Short exercise: Select, from the material below, each line with "температура" in it.

──────── Data section ────────

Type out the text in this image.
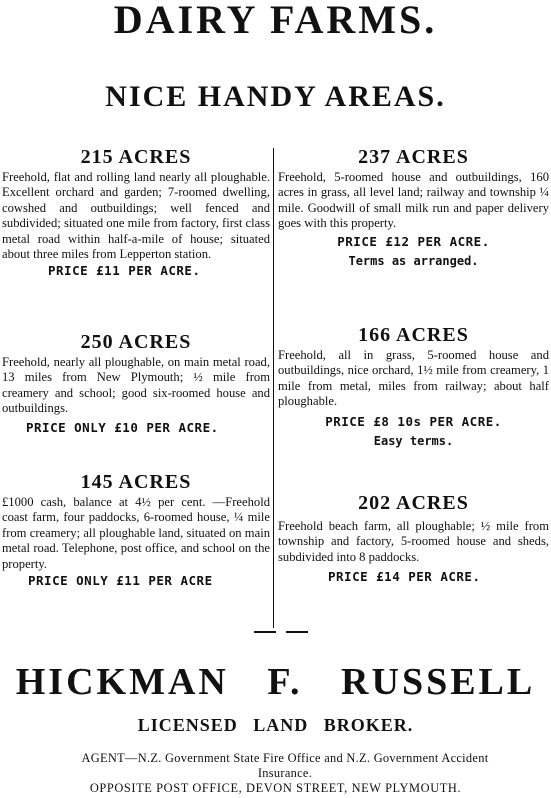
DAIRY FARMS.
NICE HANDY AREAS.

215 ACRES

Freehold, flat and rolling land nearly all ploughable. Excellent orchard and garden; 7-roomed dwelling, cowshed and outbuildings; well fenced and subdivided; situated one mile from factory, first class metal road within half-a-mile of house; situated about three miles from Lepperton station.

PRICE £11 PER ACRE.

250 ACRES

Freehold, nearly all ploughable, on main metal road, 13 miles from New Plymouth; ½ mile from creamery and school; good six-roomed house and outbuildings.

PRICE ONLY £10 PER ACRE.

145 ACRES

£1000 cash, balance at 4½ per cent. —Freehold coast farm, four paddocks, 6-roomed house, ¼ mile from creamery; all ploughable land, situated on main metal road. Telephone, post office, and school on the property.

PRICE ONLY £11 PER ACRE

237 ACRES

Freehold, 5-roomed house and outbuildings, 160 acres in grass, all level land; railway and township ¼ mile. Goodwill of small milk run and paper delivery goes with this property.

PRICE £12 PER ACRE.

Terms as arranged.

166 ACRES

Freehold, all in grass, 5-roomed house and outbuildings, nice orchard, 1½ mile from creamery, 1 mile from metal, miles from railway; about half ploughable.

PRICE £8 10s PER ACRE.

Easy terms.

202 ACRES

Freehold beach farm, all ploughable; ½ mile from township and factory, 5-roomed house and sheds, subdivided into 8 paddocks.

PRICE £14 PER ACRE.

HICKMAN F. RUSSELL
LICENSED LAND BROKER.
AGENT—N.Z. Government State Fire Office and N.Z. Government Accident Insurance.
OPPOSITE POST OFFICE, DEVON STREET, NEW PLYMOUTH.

────────
──────── Data section ────────

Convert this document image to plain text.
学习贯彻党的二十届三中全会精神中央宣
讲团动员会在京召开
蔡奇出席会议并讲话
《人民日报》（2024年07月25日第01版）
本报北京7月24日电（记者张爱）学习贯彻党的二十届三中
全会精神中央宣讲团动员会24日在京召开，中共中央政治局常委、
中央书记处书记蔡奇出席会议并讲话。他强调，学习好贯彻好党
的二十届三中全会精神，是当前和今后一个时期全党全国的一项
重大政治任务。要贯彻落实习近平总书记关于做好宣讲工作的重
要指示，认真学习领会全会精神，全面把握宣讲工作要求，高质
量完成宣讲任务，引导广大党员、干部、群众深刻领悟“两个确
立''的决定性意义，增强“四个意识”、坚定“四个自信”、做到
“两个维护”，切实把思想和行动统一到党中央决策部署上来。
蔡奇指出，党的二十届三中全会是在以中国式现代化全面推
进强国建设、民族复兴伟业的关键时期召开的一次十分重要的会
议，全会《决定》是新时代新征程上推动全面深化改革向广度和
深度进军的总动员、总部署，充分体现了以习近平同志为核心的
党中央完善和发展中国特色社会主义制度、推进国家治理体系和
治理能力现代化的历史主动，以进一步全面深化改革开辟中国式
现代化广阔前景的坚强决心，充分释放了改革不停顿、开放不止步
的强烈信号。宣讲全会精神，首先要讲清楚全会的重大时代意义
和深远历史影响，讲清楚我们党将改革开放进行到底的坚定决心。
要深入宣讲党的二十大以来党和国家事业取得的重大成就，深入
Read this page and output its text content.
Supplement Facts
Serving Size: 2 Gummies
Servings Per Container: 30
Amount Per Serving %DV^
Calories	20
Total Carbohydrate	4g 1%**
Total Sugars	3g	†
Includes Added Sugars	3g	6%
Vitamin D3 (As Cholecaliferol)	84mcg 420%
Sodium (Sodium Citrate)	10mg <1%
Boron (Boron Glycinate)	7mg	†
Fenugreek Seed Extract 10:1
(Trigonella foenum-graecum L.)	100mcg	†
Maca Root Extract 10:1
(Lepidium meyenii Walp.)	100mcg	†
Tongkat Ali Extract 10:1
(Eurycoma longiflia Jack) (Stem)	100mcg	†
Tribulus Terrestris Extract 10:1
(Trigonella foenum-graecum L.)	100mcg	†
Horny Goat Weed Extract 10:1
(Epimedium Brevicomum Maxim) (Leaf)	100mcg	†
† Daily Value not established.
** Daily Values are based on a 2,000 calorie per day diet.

────────
──────── Data section ────────

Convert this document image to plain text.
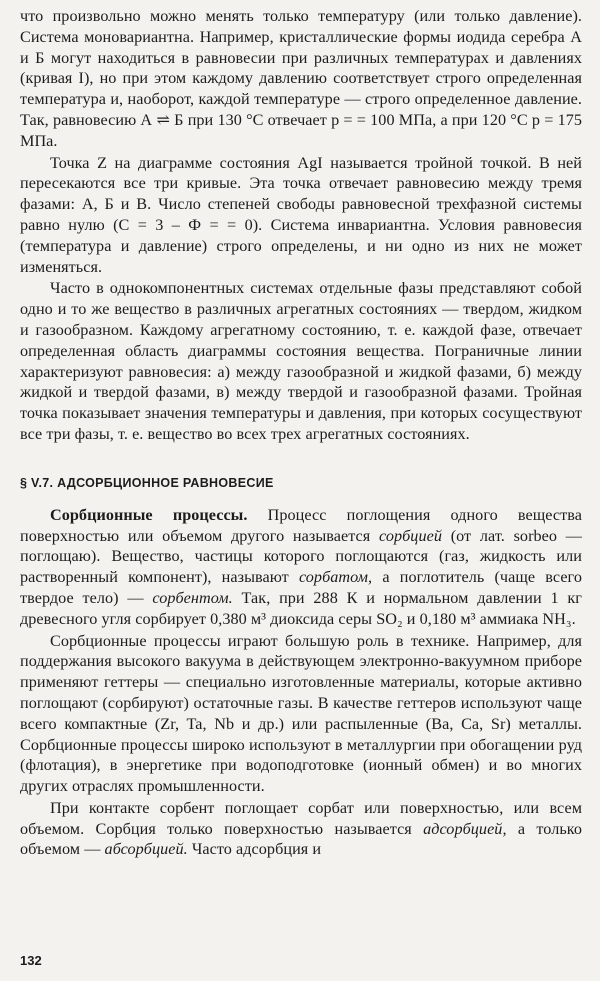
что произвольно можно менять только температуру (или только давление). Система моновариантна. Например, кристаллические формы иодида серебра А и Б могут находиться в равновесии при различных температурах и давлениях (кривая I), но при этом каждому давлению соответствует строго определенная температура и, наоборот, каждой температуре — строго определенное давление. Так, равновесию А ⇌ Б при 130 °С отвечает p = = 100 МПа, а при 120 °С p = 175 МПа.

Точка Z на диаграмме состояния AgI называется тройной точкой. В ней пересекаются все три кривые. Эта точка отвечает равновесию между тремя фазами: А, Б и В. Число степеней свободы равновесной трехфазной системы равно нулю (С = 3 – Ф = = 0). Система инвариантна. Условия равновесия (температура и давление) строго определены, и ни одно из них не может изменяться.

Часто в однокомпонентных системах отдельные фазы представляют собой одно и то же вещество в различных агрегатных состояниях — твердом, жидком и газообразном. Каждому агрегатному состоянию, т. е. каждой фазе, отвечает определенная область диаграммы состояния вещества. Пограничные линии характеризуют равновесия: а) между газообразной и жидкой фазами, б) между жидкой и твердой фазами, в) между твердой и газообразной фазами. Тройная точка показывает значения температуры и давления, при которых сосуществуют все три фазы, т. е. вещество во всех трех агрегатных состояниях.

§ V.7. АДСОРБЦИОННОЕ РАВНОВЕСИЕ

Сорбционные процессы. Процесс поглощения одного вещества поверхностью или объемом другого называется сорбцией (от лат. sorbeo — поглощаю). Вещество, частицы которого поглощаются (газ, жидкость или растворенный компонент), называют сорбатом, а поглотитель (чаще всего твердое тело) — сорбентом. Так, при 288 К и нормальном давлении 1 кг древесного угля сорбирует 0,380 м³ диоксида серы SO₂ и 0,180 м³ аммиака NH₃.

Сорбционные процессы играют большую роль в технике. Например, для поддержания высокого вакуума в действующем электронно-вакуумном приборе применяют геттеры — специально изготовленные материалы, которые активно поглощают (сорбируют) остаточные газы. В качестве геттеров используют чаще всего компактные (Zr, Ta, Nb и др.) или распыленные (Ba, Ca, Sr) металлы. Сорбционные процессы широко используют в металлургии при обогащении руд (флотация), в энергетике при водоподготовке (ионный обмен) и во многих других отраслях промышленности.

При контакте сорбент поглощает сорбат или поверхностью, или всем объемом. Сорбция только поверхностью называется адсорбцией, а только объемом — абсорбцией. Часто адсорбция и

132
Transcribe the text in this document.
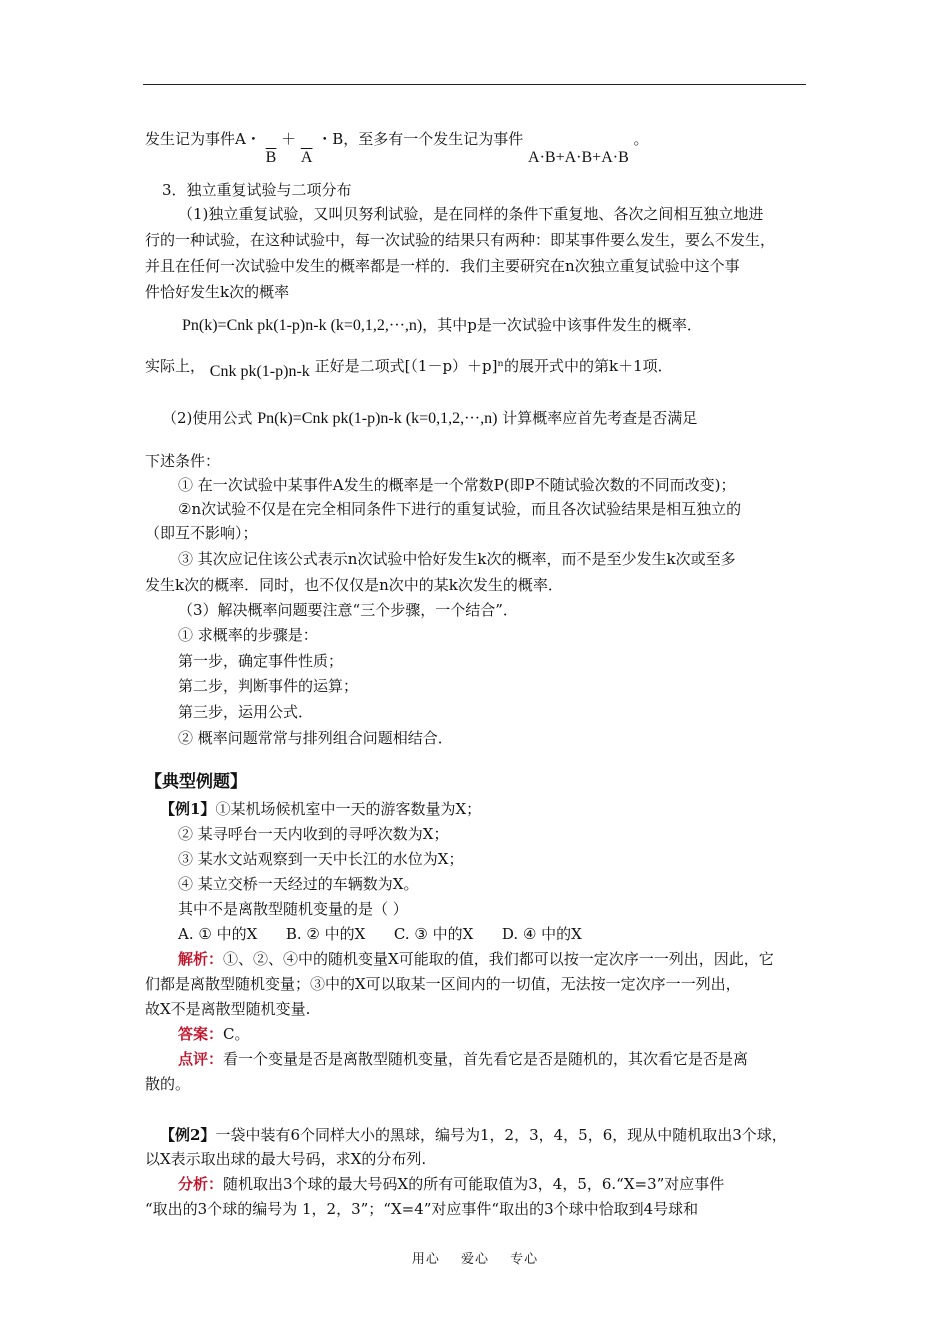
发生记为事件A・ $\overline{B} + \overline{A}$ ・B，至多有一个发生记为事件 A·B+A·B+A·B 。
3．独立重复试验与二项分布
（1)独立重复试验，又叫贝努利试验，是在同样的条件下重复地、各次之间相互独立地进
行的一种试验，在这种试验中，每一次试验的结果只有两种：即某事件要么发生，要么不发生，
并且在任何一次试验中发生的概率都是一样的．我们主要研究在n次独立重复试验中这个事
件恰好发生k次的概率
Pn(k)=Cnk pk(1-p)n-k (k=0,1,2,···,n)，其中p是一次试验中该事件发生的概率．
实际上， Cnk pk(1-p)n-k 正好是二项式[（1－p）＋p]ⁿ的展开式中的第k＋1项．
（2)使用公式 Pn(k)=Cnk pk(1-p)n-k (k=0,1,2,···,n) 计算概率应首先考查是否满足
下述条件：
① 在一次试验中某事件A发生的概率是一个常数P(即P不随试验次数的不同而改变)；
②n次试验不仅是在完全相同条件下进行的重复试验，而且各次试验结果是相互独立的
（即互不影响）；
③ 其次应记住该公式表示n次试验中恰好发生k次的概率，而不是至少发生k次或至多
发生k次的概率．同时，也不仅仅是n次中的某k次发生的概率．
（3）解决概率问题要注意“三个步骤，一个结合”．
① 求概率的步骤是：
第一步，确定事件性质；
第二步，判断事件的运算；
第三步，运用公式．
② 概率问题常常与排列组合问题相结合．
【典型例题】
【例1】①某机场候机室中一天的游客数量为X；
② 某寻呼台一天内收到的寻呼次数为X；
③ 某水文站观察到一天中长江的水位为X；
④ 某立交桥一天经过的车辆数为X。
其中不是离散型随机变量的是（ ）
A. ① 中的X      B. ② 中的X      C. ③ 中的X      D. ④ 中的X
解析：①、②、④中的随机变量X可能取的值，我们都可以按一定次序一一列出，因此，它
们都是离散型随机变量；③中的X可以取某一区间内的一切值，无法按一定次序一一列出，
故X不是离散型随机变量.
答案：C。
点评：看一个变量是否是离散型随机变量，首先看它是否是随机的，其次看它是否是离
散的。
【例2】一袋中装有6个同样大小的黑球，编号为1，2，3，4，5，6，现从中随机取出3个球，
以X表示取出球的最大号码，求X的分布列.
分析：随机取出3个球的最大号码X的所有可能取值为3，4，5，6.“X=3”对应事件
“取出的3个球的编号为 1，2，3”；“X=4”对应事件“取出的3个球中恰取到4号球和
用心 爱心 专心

────────

Answer to the exercise:
что произвольно можно менять только температуру (или только давление). Система моновариантна. Например, кристаллические формы иодида серебра А и Б могут находиться в равновесии при различных температурах и давлениях (кривая I), но при этом каждому давлению соответствует строго определенная температура и, наоборот, каждой температуре — строго определенное давление. Так, равновесию А ⇌ Б при 130 °С отвечает p = = 100 МПа, а при 120 °С p = 175 МПа.
Точка Z на диаграмме состояния AgI называется тройной точкой. В ней пересекаются все три кривые. Эта точка отвечает равновесию между тремя фазами: А, Б и В. Число степеней свободы равновесной трехфазной системы равно нулю (С = 3 – Ф = = 0). Система инвариантна. Условия равновесия (температура и давление) строго определены, и ни одно из них не может изменяться.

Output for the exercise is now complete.